EXERCISE DIRECTIONS -
Find the lines with the string "Treatment" and return them.
** Start DATA FOR THIS TASK **
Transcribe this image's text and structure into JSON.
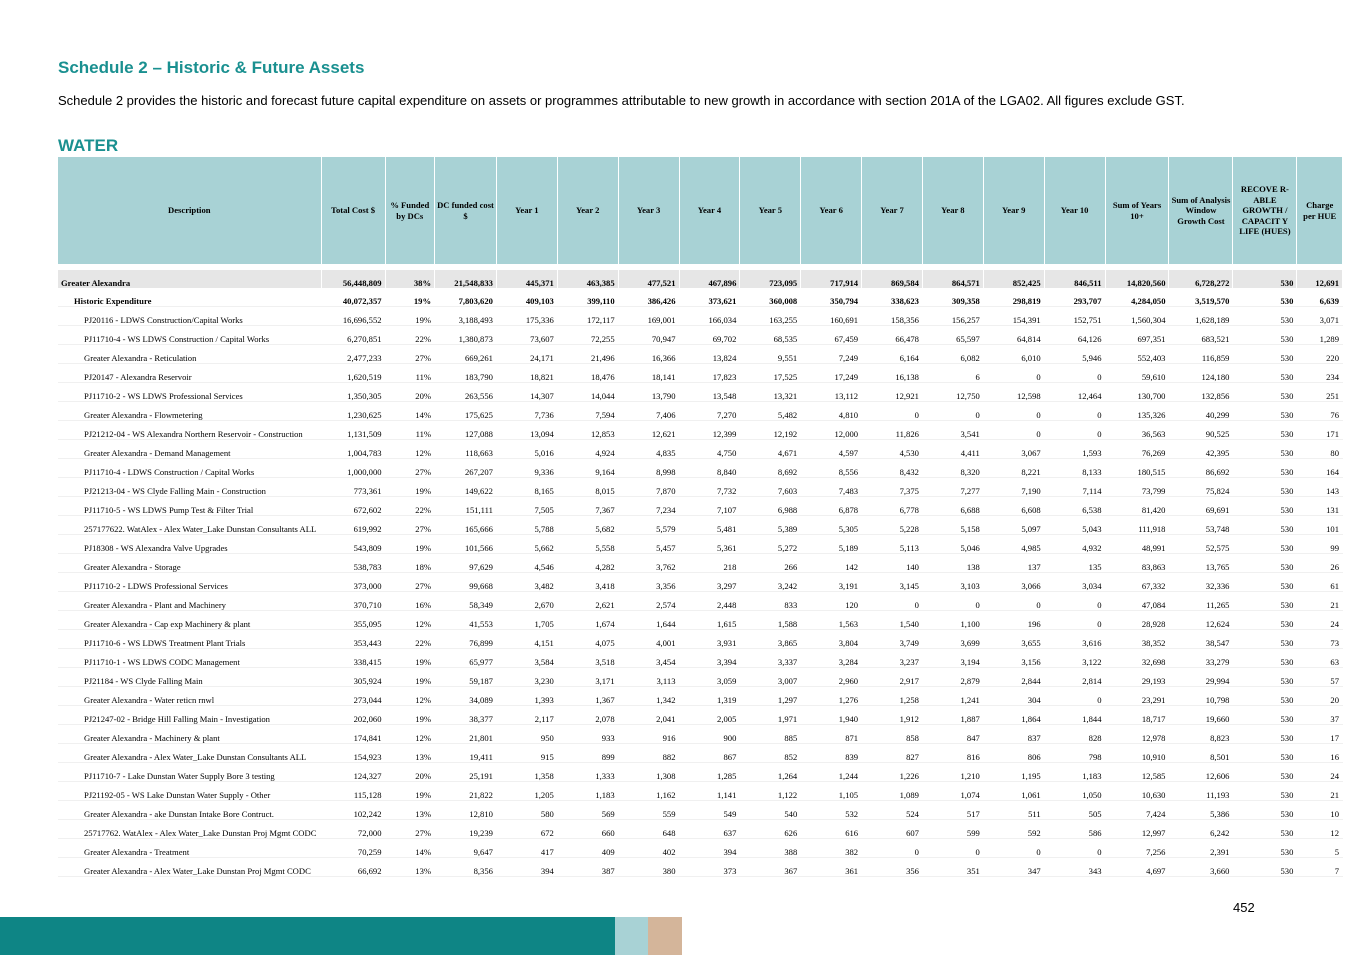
{
  "heading": "Schedule 2 – Historic & Future Assets",
  "intro": "Schedule 2 provides the historic and forecast future capital expenditure on assets or programmes attributable to new growth in accordance with section 201A of the LGA02. All figures exclude GST.",
  "section": "WATER",
  "page_number": "452",
  "columns": [
    "Description",
    "Total Cost $",
    "% Funded by DCs",
    "DC funded cost $",
    "Year 1",
    "Year 2",
    "Year 3",
    "Year 4",
    "Year 5",
    "Year 6",
    "Year 7",
    "Year 8",
    "Year 9",
    "Year 10",
    "Sum of Years 10+",
    "Sum of Analysis Window Growth Cost",
    "RECOVE R-ABLE GROWTH / CAPACIT Y LIFE (HUES)",
    "Charge per HUE"
  ],
  "rows": [
    {
      "level": 1,
      "cells": [
        "Greater Alexandra",
        "56,448,809",
        "38%",
        "21,548,833",
        "445,371",
        "463,385",
        "477,521",
        "467,896",
        "723,095",
        "717,914",
        "869,584",
        "864,571",
        "852,425",
        "846,511",
        "14,820,560",
        "6,728,272",
        "530",
        "12,691"
      ]
    },
    {
      "level": 2,
      "cells": [
        "Historic Expenditure",
        "40,072,357",
        "19%",
        "7,803,620",
        "409,103",
        "399,110",
        "386,426",
        "373,621",
        "360,008",
        "350,794",
        "338,623",
        "309,358",
        "298,819",
        "293,707",
        "4,284,050",
        "3,519,570",
        "530",
        "6,639"
      ]
    },
    {
      "level": 3,
      "cells": [
        "PJ20116 - LDWS Construction/Capital Works",
        "16,696,552",
        "19%",
        "3,188,493",
        "175,336",
        "172,117",
        "169,001",
        "166,034",
        "163,255",
        "160,691",
        "158,356",
        "156,257",
        "154,391",
        "152,751",
        "1,560,304",
        "1,628,189",
        "530",
        "3,071"
      ]
    },
    {
      "level": 3,
      "cells": [
        "PJ11710-4 - WS LDWS Construction / Capital Works",
        "6,270,851",
        "22%",
        "1,380,873",
        "73,607",
        "72,255",
        "70,947",
        "69,702",
        "68,535",
        "67,459",
        "66,478",
        "65,597",
        "64,814",
        "64,126",
        "697,351",
        "683,521",
        "530",
        "1,289"
      ]
    },
    {
      "level": 3,
      "cells": [
        "Greater Alexandra - Reticulation",
        "2,477,233",
        "27%",
        "669,261",
        "24,171",
        "21,496",
        "16,366",
        "13,824",
        "9,551",
        "7,249",
        "6,164",
        "6,082",
        "6,010",
        "5,946",
        "552,403",
        "116,859",
        "530",
        "220"
      ]
    },
    {
      "level": 3,
      "cells": [
        "PJ20147 - Alexandra Reservoir",
        "1,620,519",
        "11%",
        "183,790",
        "18,821",
        "18,476",
        "18,141",
        "17,823",
        "17,525",
        "17,249",
        "16,138",
        "6",
        "0",
        "0",
        "59,610",
        "124,180",
        "530",
        "234"
      ]
    },
    {
      "level": 3,
      "cells": [
        "PJ11710-2 - WS LDWS Professional Services",
        "1,350,305",
        "20%",
        "263,556",
        "14,307",
        "14,044",
        "13,790",
        "13,548",
        "13,321",
        "13,112",
        "12,921",
        "12,750",
        "12,598",
        "12,464",
        "130,700",
        "132,856",
        "530",
        "251"
      ]
    },
    {
      "level": 3,
      "cells": [
        "Greater Alexandra - Flowmetering",
        "1,230,625",
        "14%",
        "175,625",
        "7,736",
        "7,594",
        "7,406",
        "7,270",
        "5,482",
        "4,810",
        "0",
        "0",
        "0",
        "0",
        "135,326",
        "40,299",
        "530",
        "76"
      ]
    },
    {
      "level": 3,
      "cells": [
        "PJ21212-04 - WS Alexandra Northern Reservoir - Construction",
        "1,131,509",
        "11%",
        "127,088",
        "13,094",
        "12,853",
        "12,621",
        "12,399",
        "12,192",
        "12,000",
        "11,826",
        "3,541",
        "0",
        "0",
        "36,563",
        "90,525",
        "530",
        "171"
      ]
    },
    {
      "level": 3,
      "cells": [
        "Greater Alexandra - Demand Management",
        "1,004,783",
        "12%",
        "118,663",
        "5,016",
        "4,924",
        "4,835",
        "4,750",
        "4,671",
        "4,597",
        "4,530",
        "4,411",
        "3,067",
        "1,593",
        "76,269",
        "42,395",
        "530",
        "80"
      ]
    },
    {
      "level": 3,
      "cells": [
        "PJ11710-4 - LDWS Construction / Capital Works",
        "1,000,000",
        "27%",
        "267,207",
        "9,336",
        "9,164",
        "8,998",
        "8,840",
        "8,692",
        "8,556",
        "8,432",
        "8,320",
        "8,221",
        "8,133",
        "180,515",
        "86,692",
        "530",
        "164"
      ]
    },
    {
      "level": 3,
      "cells": [
        "PJ21213-04 - WS Clyde Falling Main - Construction",
        "773,361",
        "19%",
        "149,622",
        "8,165",
        "8,015",
        "7,870",
        "7,732",
        "7,603",
        "7,483",
        "7,375",
        "7,277",
        "7,190",
        "7,114",
        "73,799",
        "75,824",
        "530",
        "143"
      ]
    },
    {
      "level": 3,
      "cells": [
        "PJ11710-5 - WS LDWS Pump Test & Filter Trial",
        "672,602",
        "22%",
        "151,111",
        "7,505",
        "7,367",
        "7,234",
        "7,107",
        "6,988",
        "6,878",
        "6,778",
        "6,688",
        "6,608",
        "6,538",
        "81,420",
        "69,691",
        "530",
        "131"
      ]
    },
    {
      "level": 3,
      "cells": [
        "257177622. WatAlex - Alex Water_Lake Dunstan Consultants ALL",
        "619,992",
        "27%",
        "165,666",
        "5,788",
        "5,682",
        "5,579",
        "5,481",
        "5,389",
        "5,305",
        "5,228",
        "5,158",
        "5,097",
        "5,043",
        "111,918",
        "53,748",
        "530",
        "101"
      ]
    },
    {
      "level": 3,
      "cells": [
        "PJ18308 - WS Alexandra Valve Upgrades",
        "543,809",
        "19%",
        "101,566",
        "5,662",
        "5,558",
        "5,457",
        "5,361",
        "5,272",
        "5,189",
        "5,113",
        "5,046",
        "4,985",
        "4,932",
        "48,991",
        "52,575",
        "530",
        "99"
      ]
    },
    {
      "level": 3,
      "cells": [
        "Greater Alexandra - Storage",
        "538,783",
        "18%",
        "97,629",
        "4,546",
        "4,282",
        "3,762",
        "218",
        "266",
        "142",
        "140",
        "138",
        "137",
        "135",
        "83,863",
        "13,765",
        "530",
        "26"
      ]
    },
    {
      "level": 3,
      "cells": [
        "PJ11710-2 - LDWS Professional Services",
        "373,000",
        "27%",
        "99,668",
        "3,482",
        "3,418",
        "3,356",
        "3,297",
        "3,242",
        "3,191",
        "3,145",
        "3,103",
        "3,066",
        "3,034",
        "67,332",
        "32,336",
        "530",
        "61"
      ]
    },
    {
      "level": 3,
      "cells": [
        "Greater Alexandra - Plant and Machinery",
        "370,710",
        "16%",
        "58,349",
        "2,670",
        "2,621",
        "2,574",
        "2,448",
        "833",
        "120",
        "0",
        "0",
        "0",
        "0",
        "47,084",
        "11,265",
        "530",
        "21"
      ]
    },
    {
      "level": 3,
      "cells": [
        "Greater Alexandra - Cap exp Machinery & plant",
        "355,095",
        "12%",
        "41,553",
        "1,705",
        "1,674",
        "1,644",
        "1,615",
        "1,588",
        "1,563",
        "1,540",
        "1,100",
        "196",
        "0",
        "28,928",
        "12,624",
        "530",
        "24"
      ]
    },
    {
      "level": 3,
      "cells": [
        "PJ11710-6 - WS LDWS Treatment  Plant Trials",
        "353,443",
        "22%",
        "76,899",
        "4,151",
        "4,075",
        "4,001",
        "3,931",
        "3,865",
        "3,804",
        "3,749",
        "3,699",
        "3,655",
        "3,616",
        "38,352",
        "38,547",
        "530",
        "73"
      ]
    },
    {
      "level": 3,
      "cells": [
        "PJ11710-1 - WS LDWS CODC Management",
        "338,415",
        "19%",
        "65,977",
        "3,584",
        "3,518",
        "3,454",
        "3,394",
        "3,337",
        "3,284",
        "3,237",
        "3,194",
        "3,156",
        "3,122",
        "32,698",
        "33,279",
        "530",
        "63"
      ]
    },
    {
      "level": 3,
      "cells": [
        "PJ21184 - WS Clyde Falling Main",
        "305,924",
        "19%",
        "59,187",
        "3,230",
        "3,171",
        "3,113",
        "3,059",
        "3,007",
        "2,960",
        "2,917",
        "2,879",
        "2,844",
        "2,814",
        "29,193",
        "29,994",
        "530",
        "57"
      ]
    },
    {
      "level": 3,
      "cells": [
        "Greater Alexandra - Water reticn rnwl",
        "273,044",
        "12%",
        "34,089",
        "1,393",
        "1,367",
        "1,342",
        "1,319",
        "1,297",
        "1,276",
        "1,258",
        "1,241",
        "304",
        "0",
        "23,291",
        "10,798",
        "530",
        "20"
      ]
    },
    {
      "level": 3,
      "cells": [
        "PJ21247-02 - Bridge Hill Falling Main - Investigation",
        "202,060",
        "19%",
        "38,377",
        "2,117",
        "2,078",
        "2,041",
        "2,005",
        "1,971",
        "1,940",
        "1,912",
        "1,887",
        "1,864",
        "1,844",
        "18,717",
        "19,660",
        "530",
        "37"
      ]
    },
    {
      "level": 3,
      "cells": [
        "Greater Alexandra - Machinery & plant",
        "174,841",
        "12%",
        "21,801",
        "950",
        "933",
        "916",
        "900",
        "885",
        "871",
        "858",
        "847",
        "837",
        "828",
        "12,978",
        "8,823",
        "530",
        "17"
      ]
    },
    {
      "level": 3,
      "cells": [
        "Greater Alexandra - Alex Water_Lake Dunstan Consultants ALL",
        "154,923",
        "13%",
        "19,411",
        "915",
        "899",
        "882",
        "867",
        "852",
        "839",
        "827",
        "816",
        "806",
        "798",
        "10,910",
        "8,501",
        "530",
        "16"
      ]
    },
    {
      "level": 3,
      "cells": [
        "PJ11710-7 - Lake Dunstan Water Supply Bore 3 testing",
        "124,327",
        "20%",
        "25,191",
        "1,358",
        "1,333",
        "1,308",
        "1,285",
        "1,264",
        "1,244",
        "1,226",
        "1,210",
        "1,195",
        "1,183",
        "12,585",
        "12,606",
        "530",
        "24"
      ]
    },
    {
      "level": 3,
      "cells": [
        "PJ21192-05 - WS Lake Dunstan Water Supply - Other",
        "115,128",
        "19%",
        "21,822",
        "1,205",
        "1,183",
        "1,162",
        "1,141",
        "1,122",
        "1,105",
        "1,089",
        "1,074",
        "1,061",
        "1,050",
        "10,630",
        "11,193",
        "530",
        "21"
      ]
    },
    {
      "level": 3,
      "cells": [
        "Greater Alexandra - ake Dunstan Intake Bore Contruct.",
        "102,242",
        "13%",
        "12,810",
        "580",
        "569",
        "559",
        "549",
        "540",
        "532",
        "524",
        "517",
        "511",
        "505",
        "7,424",
        "5,386",
        "530",
        "10"
      ]
    },
    {
      "level": 3,
      "cells": [
        "25717762. WatAlex - Alex Water_Lake Dunstan Proj Mgmt CODC",
        "72,000",
        "27%",
        "19,239",
        "672",
        "660",
        "648",
        "637",
        "626",
        "616",
        "607",
        "599",
        "592",
        "586",
        "12,997",
        "6,242",
        "530",
        "12"
      ]
    },
    {
      "level": 3,
      "cells": [
        "Greater Alexandra - Treatment",
        "70,259",
        "14%",
        "9,647",
        "417",
        "409",
        "402",
        "394",
        "388",
        "382",
        "0",
        "0",
        "0",
        "0",
        "7,256",
        "2,391",
        "530",
        "5"
      ]
    },
    {
      "level": 3,
      "cells": [
        "Greater Alexandra - Alex Water_Lake Dunstan Proj Mgmt CODC",
        "66,692",
        "13%",
        "8,356",
        "394",
        "387",
        "380",
        "373",
        "367",
        "361",
        "356",
        "351",
        "347",
        "343",
        "4,697",
        "3,660",
        "530",
        "7"
      ]
    }
  ],
  "colors": {
    "accent": "#1a9090",
    "header_bg": "#a8d2d5",
    "footer_teal": "#0e8585",
    "footer_light": "#a8d2d5",
    "footer_tan": "#d4b59a"
  }
}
** End DATA FOR THIS TASK **
SOLUTION TO THIS EXERCISE -
        "PJ11710-6 - WS LDWS Treatment  Plant Trials",
        "Greater Alexandra - Treatment",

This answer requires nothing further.